— BEGIN ITEMS —
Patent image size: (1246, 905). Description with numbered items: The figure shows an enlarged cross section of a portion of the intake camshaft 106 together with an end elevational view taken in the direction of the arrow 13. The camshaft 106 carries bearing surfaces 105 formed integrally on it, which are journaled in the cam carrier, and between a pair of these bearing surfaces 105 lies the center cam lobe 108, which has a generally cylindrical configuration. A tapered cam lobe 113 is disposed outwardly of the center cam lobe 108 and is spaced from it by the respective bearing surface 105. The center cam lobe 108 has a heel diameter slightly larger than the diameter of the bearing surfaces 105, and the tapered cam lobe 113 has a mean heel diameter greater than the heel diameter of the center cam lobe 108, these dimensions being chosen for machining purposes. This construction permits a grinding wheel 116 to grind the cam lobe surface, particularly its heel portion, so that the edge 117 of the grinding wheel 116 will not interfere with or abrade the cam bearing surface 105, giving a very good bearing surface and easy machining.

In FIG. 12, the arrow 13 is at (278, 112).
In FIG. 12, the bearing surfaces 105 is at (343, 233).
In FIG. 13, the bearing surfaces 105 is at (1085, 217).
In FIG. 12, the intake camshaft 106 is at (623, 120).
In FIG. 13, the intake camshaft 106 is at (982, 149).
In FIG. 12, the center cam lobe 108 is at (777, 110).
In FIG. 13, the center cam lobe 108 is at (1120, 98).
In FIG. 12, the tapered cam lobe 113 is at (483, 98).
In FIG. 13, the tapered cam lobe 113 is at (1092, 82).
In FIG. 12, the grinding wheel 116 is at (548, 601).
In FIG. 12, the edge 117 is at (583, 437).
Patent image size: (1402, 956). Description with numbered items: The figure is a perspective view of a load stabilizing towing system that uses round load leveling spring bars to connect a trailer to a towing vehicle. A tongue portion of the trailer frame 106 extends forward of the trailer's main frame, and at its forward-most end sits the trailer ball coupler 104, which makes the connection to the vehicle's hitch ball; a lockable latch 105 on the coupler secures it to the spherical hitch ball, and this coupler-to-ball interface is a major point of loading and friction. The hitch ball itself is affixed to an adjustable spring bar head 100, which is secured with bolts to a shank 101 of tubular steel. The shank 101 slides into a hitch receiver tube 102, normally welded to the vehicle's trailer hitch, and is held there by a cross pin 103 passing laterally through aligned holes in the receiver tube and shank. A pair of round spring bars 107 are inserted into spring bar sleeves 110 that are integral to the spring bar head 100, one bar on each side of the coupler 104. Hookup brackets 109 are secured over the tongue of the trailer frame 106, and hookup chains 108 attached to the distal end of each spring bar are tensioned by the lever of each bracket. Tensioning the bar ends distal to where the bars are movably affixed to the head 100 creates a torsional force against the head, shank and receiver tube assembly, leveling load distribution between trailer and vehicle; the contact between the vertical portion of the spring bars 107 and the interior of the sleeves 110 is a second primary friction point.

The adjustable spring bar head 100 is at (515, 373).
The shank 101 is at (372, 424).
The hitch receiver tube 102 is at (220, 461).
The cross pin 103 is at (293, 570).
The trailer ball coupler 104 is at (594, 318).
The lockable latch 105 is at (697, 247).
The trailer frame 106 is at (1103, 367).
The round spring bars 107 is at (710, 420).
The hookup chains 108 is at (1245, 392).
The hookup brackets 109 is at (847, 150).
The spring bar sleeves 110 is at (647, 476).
— END ITEMS —
AIM
Pick out each line of the data above that contains the word "slightly". Treat uppercase and lowercase as different.

CORRECT OUTPUT
Patent image size: (1246, 905). Description with numbered items: The figure shows an enlarged cross section of a portion of the intake camshaft 106 together with an end elevational view taken in the direction of the arrow 13. The camshaft 106 carries bearing surfaces 105 formed integrally on it, which are journaled in the cam carrier, and between a pair of these bearing surfaces 105 lies the center cam lobe 108, which has a generally cylindrical configuration. A tapered cam lobe 113 is disposed outwardly of the center cam lobe 108 and is spaced from it by the respective bearing surface 105. The center cam lobe 108 has a heel diameter slightly larger than the diameter of the bearing surfaces 105, and the tapered cam lobe 113 has a mean heel diameter greater than the heel diameter of the center cam lobe 108, these dimensions being chosen for machining purposes. This construction permits a grinding wheel 116 to grind the cam lobe surface, particularly its heel portion, so that the edge 117 of the grinding wheel 116 will not interfere with or abrade the cam bearing surface 105, giving a very good bearing surface and easy machining.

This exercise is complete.